Dataset records.
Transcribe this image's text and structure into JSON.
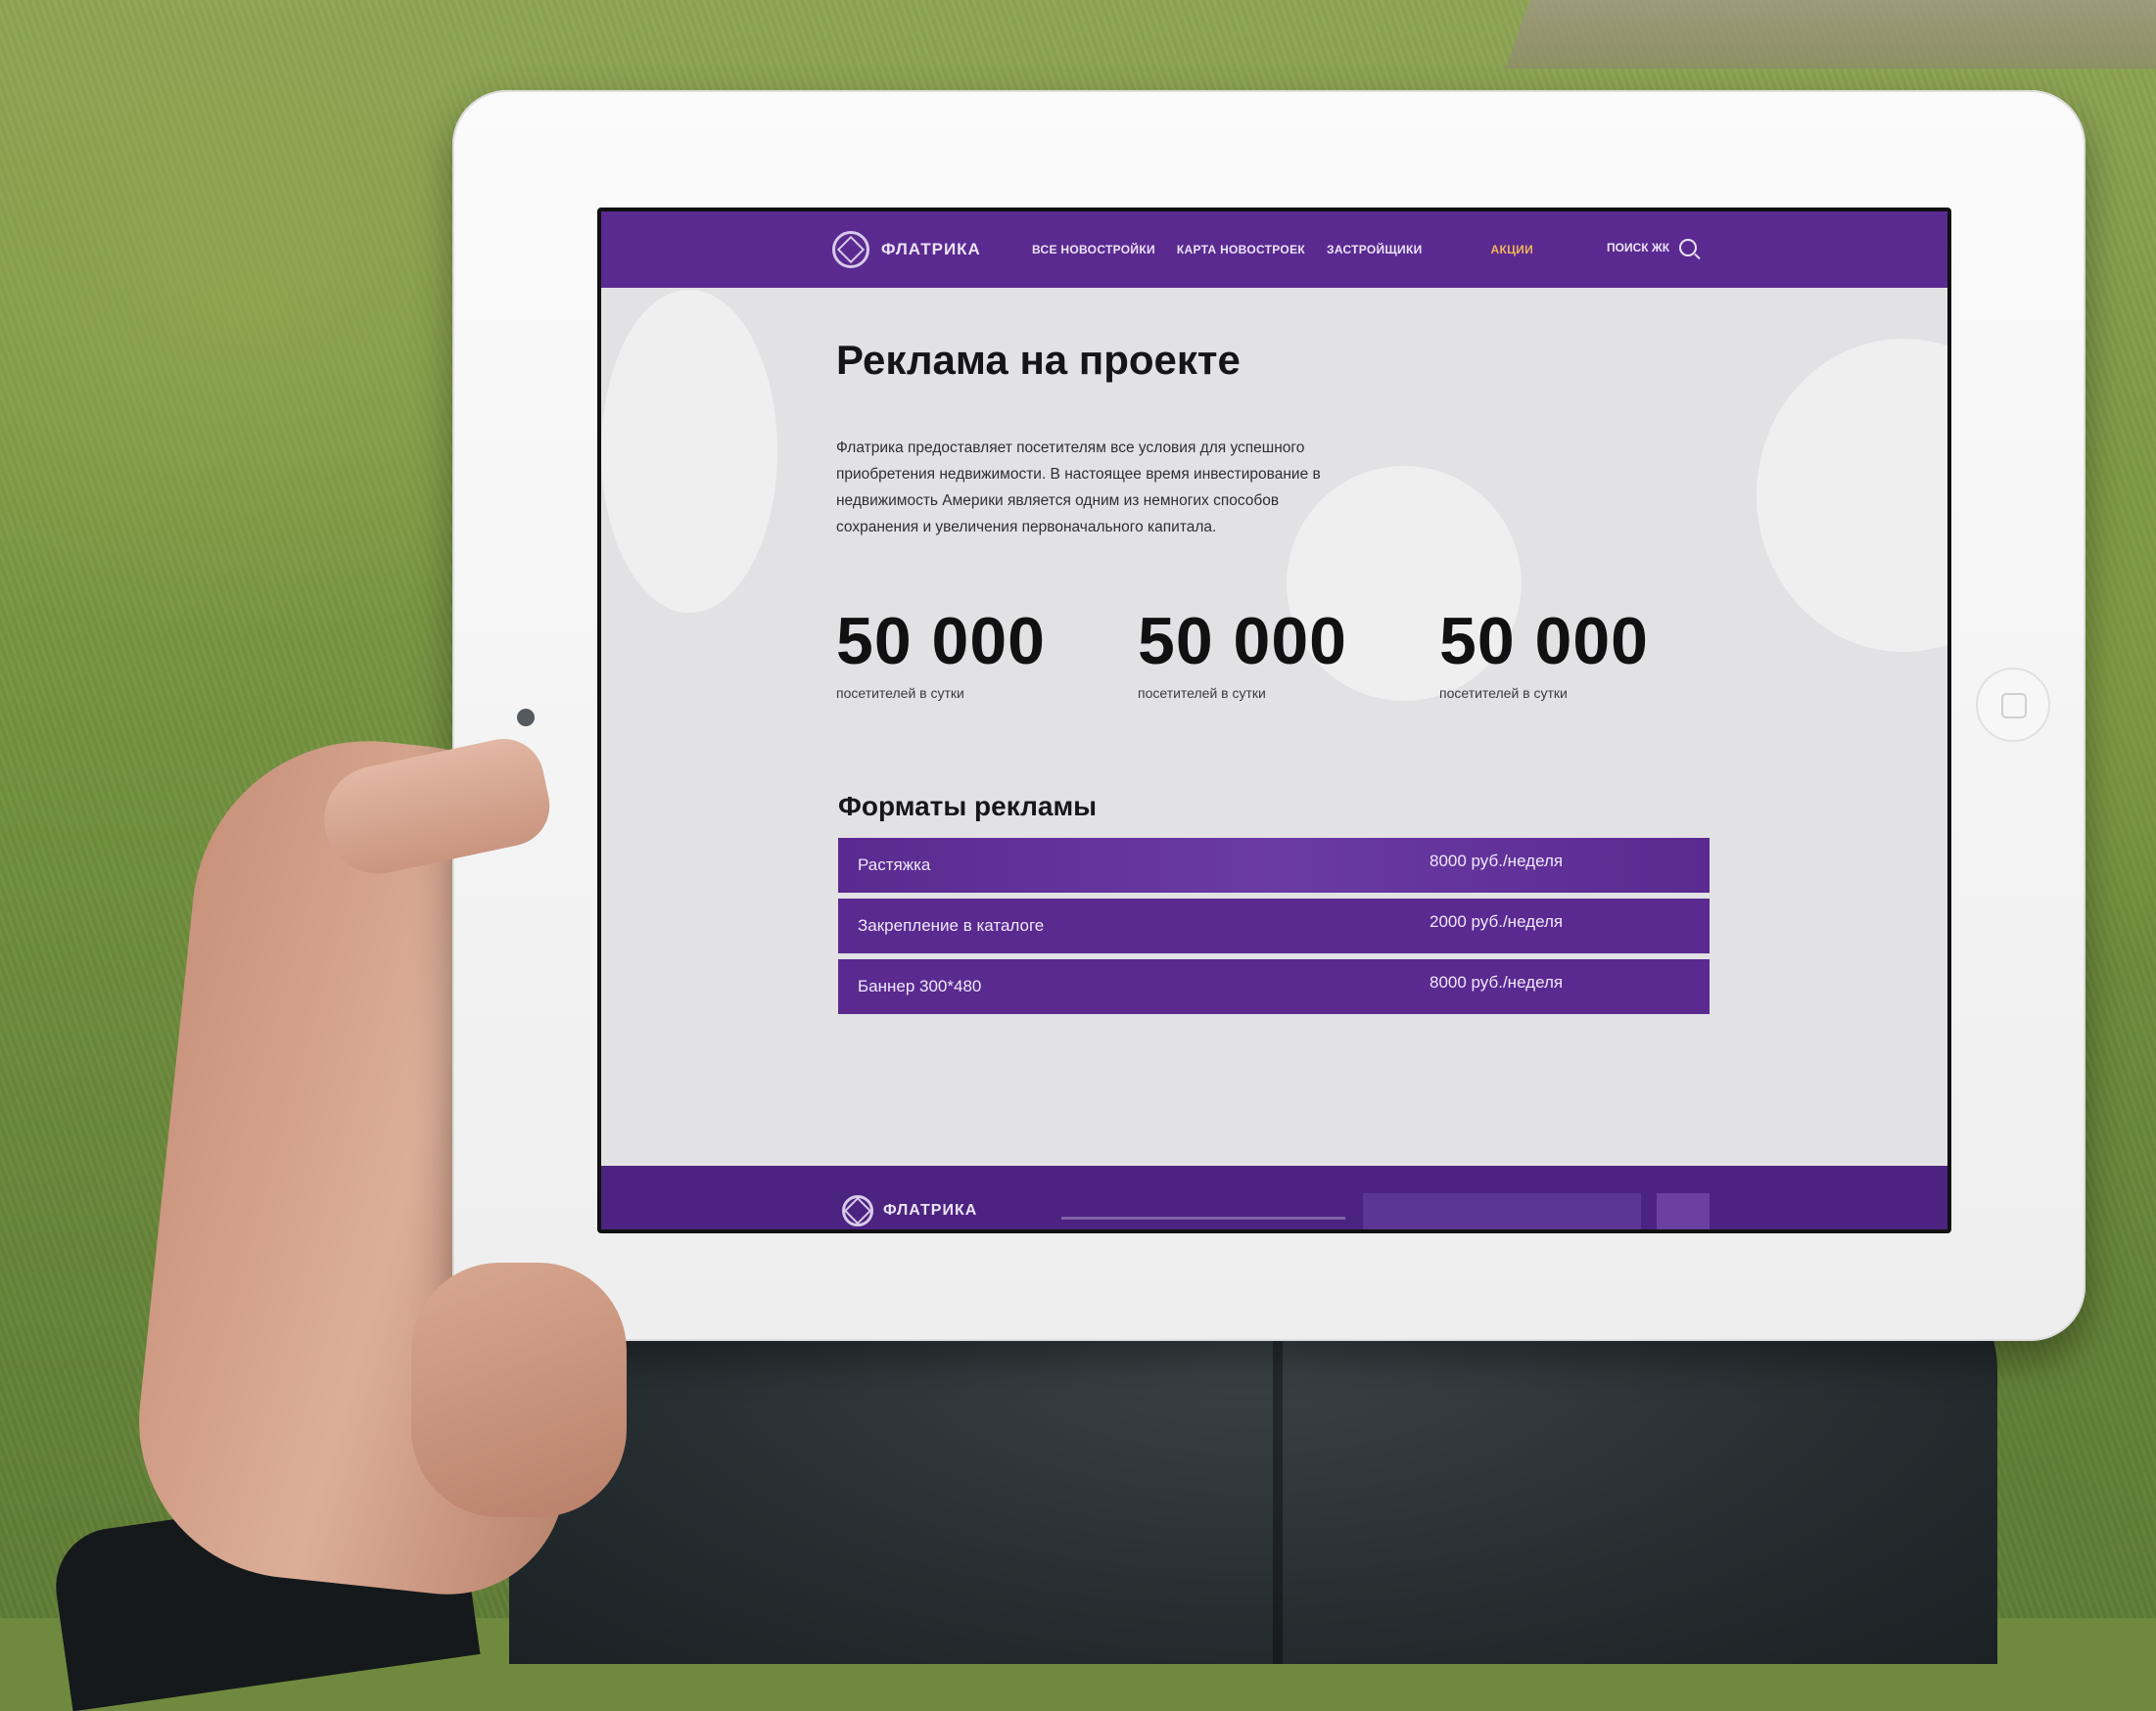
{
  "header": {
    "logo_text": "ФЛАТРИКА",
    "nav": [
      {
        "label": "ВСЕ НОВОСТРОЙКИ"
      },
      {
        "label": "КАРТА НОВОСТРОЕК"
      },
      {
        "label": "ЗАСТРОЙЩИКИ"
      },
      {
        "label": "АКЦИИ"
      }
    ],
    "search_label": "ПОИСК ЖК"
  },
  "main": {
    "title": "Реклама на проекте",
    "intro": "Флатрика предоставляет посетителям все условия для успешного приобретения недвижимости. В настоящее время инвестирование в недвижимость Америки является одним из немногих способов сохранения и увеличения первоначального капитала.",
    "stats": [
      {
        "value": "50 000",
        "label": "посетителей в сутки"
      },
      {
        "value": "50 000",
        "label": "посетителей в сутки"
      },
      {
        "value": "50 000",
        "label": "посетителей в сутки"
      }
    ],
    "formats_title": "Форматы рекламы",
    "formats": [
      {
        "name": "Растяжка",
        "price": "8000 руб./неделя"
      },
      {
        "name": "Закрепление в каталоге",
        "price": "2000 руб./неделя"
      },
      {
        "name": "Баннер 300*480",
        "price": "8000 руб./неделя"
      }
    ]
  },
  "footer": {
    "logo_text": "ФЛАТРИКА"
  },
  "colors": {
    "brand_purple": "#5a2a91",
    "active_nav": "#f2b45a",
    "page_background": "#e2e2e4"
  },
  "icons": [
    "logo-icon",
    "search-icon"
  ]
}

INSTRUCTION. Quote every line word for word and keep the images out of the copy.

FINAL ANSWER.
Transcribe this image's text and structure into JSON.
{
  "header": {
    "logo_text": "ФЛАТРИКА",
    "nav": [
      {
        "label": "ВСЕ НОВОСТРОЙКИ"
      },
      {
        "label": "КАРТА НОВОСТРОЕК"
      },
      {
        "label": "ЗАСТРОЙЩИКИ"
      },
      {
        "label": "АКЦИИ"
      }
    ],
    "search_label": "ПОИСК ЖК"
  },
  "main": {
    "title": "Реклама на проекте",
    "intro": "Флатрика предоставляет посетителям все условия для успешного приобретения недвижимости. В настоящее время инвестирование в недвижимость Америки является одним из немногих способов сохранения и увеличения первоначального капитала.",
    "stats": [
      {
        "value": "50 000",
        "label": "посетителей в сутки"
      },
      {
        "value": "50 000",
        "label": "посетителей в сутки"
      },
      {
        "value": "50 000",
        "label": "посетителей в сутки"
      }
    ],
    "formats_title": "Форматы рекламы",
    "formats": [
      {
        "name": "Растяжка",
        "price": "8000 руб./неделя"
      },
      {
        "name": "Закрепление в каталоге",
        "price": "2000 руб./неделя"
      },
      {
        "name": "Баннер 300*480",
        "price": "8000 руб./неделя"
      }
    ]
  },
  "footer": {
    "logo_text": "ФЛАТРИКА"
  },
  "colors": {
    "brand_purple": "#5a2a91",
    "active_nav": "#f2b45a",
    "page_background": "#e2e2e4"
  },
  "icons": [
    "logo-icon",
    "search-icon"
  ]
}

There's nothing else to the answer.